- **TASK DESCRIPTION**: Repeat the records exactly. Every line must match.

- **EXERCISE MATERIAL**:
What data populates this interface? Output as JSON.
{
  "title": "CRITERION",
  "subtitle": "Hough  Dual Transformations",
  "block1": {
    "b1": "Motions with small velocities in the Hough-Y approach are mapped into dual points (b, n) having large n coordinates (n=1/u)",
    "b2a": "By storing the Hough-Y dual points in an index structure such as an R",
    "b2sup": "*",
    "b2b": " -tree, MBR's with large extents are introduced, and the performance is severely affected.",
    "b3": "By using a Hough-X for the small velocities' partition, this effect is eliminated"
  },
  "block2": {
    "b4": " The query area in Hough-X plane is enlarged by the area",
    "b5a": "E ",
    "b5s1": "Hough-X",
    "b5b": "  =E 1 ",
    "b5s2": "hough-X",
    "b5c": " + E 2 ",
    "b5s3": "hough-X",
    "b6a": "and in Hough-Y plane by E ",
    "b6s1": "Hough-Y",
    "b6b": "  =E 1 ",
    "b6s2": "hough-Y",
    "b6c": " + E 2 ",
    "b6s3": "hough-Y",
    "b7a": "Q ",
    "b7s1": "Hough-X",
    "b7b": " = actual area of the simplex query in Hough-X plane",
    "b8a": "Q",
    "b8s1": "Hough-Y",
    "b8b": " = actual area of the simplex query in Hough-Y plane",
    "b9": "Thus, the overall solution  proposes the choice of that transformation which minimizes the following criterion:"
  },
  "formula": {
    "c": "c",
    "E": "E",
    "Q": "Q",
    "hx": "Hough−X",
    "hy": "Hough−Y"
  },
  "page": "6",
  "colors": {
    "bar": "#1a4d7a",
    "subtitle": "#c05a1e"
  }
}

- **EXERCISE OUTPUT**:
What data populates this interface? Output as JSON.
{
  "title": "CRITERION",
  "subtitle": "Hough  Dual Transformations",
  "block1": {
    "b1": "Motions with small velocities in the Hough-Y approach are mapped into dual points (b, n) having large n coordinates (n=1/u)",
    "b2a": "By storing the Hough-Y dual points in an index structure such as an R",
    "b2sup": "*",
    "b2b": " -tree, MBR's with large extents are introduced, and the performance is severely affected.",
    "b3": "By using a Hough-X for the small velocities' partition, this effect is eliminated"
  },
  "block2": {
    "b4": " The query area in Hough-X plane is enlarged by the area",
    "b5a": "E ",
    "b5s1": "Hough-X",
    "b5b": "  =E 1 ",
    "b5s2": "hough-X",
    "b5c": " + E 2 ",
    "b5s3": "hough-X",
    "b6a": "and in Hough-Y plane by E ",
    "b6s1": "Hough-Y",
    "b6b": "  =E 1 ",
    "b6s2": "hough-Y",
    "b6c": " + E 2 ",
    "b6s3": "hough-Y",
    "b7a": "Q ",
    "b7s1": "Hough-X",
    "b7b": " = actual area of the simplex query in Hough-X plane",
    "b8a": "Q",
    "b8s1": "Hough-Y",
    "b8b": " = actual area of the simplex query in Hough-Y plane",
    "b9": "Thus, the overall solution  proposes the choice of that transformation which minimizes the following criterion:"
  },
  "formula": {
    "c": "c",
    "E": "E",
    "Q": "Q",
    "hx": "Hough−X",
    "hy": "Hough−Y"
  },
  "page": "6",
  "colors": {
    "bar": "#1a4d7a",
    "subtitle": "#c05a1e"
  }
}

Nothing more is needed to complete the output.